Nontuberculous mycobacterial pulmonary disease (NTM-PD), mainly caused by Mycobacterium avium complex (MAC), and pulmonary tuberculosis (TB) are emerging health problems worldwide. However, because their clinical features are often similar, it remains difficult to differentiate NTM-PD from TB when the diagnosis cannot be made by sputum culture. To investigate potential serum biomarkers, we conducted non-targeted proteome analysis on serum extracellular vesicles (EVs) collected from 10 patients with MAC pulmonary disease (MAC-PD), 7 patients with TB, and 10 healthy controls. A total of 2614 proteins were identified in the discovery cohort. The EV protein signature from patients with NTM-PD and TB reflected infectious diseases and inflammatory response pathways. Among the identified proteins, the expression of Na⁺/H⁺ exchanger regulatory factor 2 (NHERF2) was significantly elevated in patients with MAC-PD compared with healthy controls and patients with TB. Moreover, upregulation of NHERF2 was confirmed by immunoblotting of serum EVs and immunohistochemistry of lungs with mycobacterial infection. Our findings highlight that NHERF2 in serum EVs might be a potential biomarker for distinguishing MAC-PD from TB, possibly reflecting the pathogenesis of MAC-PD.

Keywords:

nontuberculous mycobacteria; tuberculosis; extracellular vesicle; NHERF2

1. Introduction

Pulmonary diseases due to mycobacterial infection cause significant morbidity and mortality in humans. Pulmonary tuberculosis (TB), caused by Mycobacterium tuberculosis (Mtb), remains the leading cause of death from a single infectious pathogen, with 10.6 million new cases and 1.6 million TB-related deaths in 2021 globally [1,2]. On the other hand, the incidence of nontuberculous mycobacterial pulmonary disease (NTM-PD) is increasing and is becoming a major global public health issue [3]. In Japan, the incidence rate for NTM-PD was 14.7 cases per 100,000 person-years in 2014, which is approximately 2.6 times higher than the incidence rate in 2007 (5.7 cases per 100,000 person-years). Surprisingly, this was higher than the incidence rate for TB in the same year (12.9 cases per 100,000 person-years) [4]. Moreover, in the United States, the annual incidence of NTM-PD was 20.1 cases per 100,000 population (from 2010 to 2019), showing a continuous increase throughout the measured period [5]. Although the incidence rate is lower than that in Asia and North America, the incidence of NTM-PD in Denmark increased between 2000 and 2017 (0.4 to 1.3 cases per 100,000 population) as well [6].

NTM are ubiquitously present in the environment worldwide, including in water, soil, and dust [7]. While over 180 species have been discovered, Mycobacterium avium complex (MAC) is the most common cause of NTM-PD, causing chronic and progressive pulmonary disease even in immuno-competent patients [8].

__PROBLEM DESCRIPTION__:
In the text on mycobacterial lung disease, which protein in serum extracellular vesicles was significantly elevated in patients with MAC-PD compared with healthy controls and patients with TB?

__MATERIAL PROVIDED__:
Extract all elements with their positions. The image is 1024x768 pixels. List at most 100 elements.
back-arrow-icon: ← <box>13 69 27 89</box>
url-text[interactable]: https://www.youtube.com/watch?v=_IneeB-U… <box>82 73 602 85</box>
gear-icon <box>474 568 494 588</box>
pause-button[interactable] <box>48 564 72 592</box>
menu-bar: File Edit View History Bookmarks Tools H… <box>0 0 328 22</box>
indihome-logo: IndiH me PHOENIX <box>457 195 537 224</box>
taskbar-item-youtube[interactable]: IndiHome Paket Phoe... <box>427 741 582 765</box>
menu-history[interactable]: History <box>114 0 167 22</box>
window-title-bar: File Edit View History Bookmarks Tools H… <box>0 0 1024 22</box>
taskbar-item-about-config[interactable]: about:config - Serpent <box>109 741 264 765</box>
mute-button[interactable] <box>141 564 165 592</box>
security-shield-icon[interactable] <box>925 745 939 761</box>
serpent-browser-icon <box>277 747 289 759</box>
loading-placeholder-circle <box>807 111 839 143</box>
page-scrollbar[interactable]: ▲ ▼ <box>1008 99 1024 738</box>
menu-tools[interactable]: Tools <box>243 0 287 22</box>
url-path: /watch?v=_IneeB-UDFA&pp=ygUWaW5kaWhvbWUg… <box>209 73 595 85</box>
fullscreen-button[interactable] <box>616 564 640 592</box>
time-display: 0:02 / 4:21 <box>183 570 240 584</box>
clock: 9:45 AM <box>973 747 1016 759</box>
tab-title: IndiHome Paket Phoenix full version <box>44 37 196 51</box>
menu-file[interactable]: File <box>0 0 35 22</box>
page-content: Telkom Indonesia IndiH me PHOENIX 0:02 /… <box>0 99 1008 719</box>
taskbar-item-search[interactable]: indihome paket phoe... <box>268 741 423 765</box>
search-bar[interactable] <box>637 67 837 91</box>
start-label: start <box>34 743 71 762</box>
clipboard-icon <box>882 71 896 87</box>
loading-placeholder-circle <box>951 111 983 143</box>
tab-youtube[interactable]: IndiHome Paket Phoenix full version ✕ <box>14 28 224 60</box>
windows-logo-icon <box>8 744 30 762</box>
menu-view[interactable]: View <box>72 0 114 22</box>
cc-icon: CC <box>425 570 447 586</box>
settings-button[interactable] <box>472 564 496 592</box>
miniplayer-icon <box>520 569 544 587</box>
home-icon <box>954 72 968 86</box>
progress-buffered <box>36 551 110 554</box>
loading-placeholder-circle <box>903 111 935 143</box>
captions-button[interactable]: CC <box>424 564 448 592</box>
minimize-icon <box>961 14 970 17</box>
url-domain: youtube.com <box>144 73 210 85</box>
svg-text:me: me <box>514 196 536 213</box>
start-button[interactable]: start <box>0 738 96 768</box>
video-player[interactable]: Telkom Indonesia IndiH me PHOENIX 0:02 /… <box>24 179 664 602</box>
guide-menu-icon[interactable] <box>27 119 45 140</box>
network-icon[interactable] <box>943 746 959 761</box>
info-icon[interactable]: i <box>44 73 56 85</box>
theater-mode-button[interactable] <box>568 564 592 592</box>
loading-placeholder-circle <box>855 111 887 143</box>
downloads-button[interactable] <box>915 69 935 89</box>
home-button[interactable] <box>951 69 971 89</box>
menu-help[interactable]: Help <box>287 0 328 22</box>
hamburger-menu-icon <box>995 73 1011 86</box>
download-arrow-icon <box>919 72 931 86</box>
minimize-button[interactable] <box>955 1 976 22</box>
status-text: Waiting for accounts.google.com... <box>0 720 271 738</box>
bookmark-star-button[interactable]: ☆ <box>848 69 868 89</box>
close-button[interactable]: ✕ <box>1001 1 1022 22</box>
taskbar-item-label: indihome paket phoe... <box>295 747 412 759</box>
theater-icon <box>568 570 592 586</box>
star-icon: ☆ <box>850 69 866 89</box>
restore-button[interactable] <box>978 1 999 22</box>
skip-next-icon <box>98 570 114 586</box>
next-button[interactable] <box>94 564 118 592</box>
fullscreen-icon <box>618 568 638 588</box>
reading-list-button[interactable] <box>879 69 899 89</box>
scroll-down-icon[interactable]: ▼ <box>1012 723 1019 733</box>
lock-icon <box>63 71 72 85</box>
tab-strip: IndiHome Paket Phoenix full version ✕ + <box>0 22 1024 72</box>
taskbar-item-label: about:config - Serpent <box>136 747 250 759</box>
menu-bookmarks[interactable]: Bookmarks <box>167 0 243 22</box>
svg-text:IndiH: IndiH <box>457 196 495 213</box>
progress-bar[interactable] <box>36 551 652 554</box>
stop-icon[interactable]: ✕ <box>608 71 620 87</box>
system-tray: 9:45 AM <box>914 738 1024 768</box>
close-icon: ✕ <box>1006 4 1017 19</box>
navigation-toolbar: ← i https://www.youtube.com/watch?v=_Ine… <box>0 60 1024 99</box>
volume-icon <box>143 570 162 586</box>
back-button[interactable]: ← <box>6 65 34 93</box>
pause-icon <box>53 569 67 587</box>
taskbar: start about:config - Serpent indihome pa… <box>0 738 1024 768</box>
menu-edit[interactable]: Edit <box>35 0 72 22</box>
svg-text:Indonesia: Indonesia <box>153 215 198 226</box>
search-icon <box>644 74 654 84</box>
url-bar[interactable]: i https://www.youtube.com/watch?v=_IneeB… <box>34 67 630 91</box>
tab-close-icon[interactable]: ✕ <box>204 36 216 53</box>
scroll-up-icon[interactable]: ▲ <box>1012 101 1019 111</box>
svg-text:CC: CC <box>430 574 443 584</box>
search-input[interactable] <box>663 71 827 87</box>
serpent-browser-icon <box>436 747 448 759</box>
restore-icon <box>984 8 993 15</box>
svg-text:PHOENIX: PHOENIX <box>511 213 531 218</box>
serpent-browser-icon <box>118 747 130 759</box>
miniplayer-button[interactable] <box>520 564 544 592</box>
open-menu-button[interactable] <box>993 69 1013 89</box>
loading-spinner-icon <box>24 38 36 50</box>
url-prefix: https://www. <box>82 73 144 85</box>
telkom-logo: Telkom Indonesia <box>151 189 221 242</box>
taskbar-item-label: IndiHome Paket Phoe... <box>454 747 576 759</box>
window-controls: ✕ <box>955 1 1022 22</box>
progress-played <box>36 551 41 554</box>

__ANSWER BELOW__:
Na⁺/H⁺ exchanger regulatory factor 2 (NHERF2)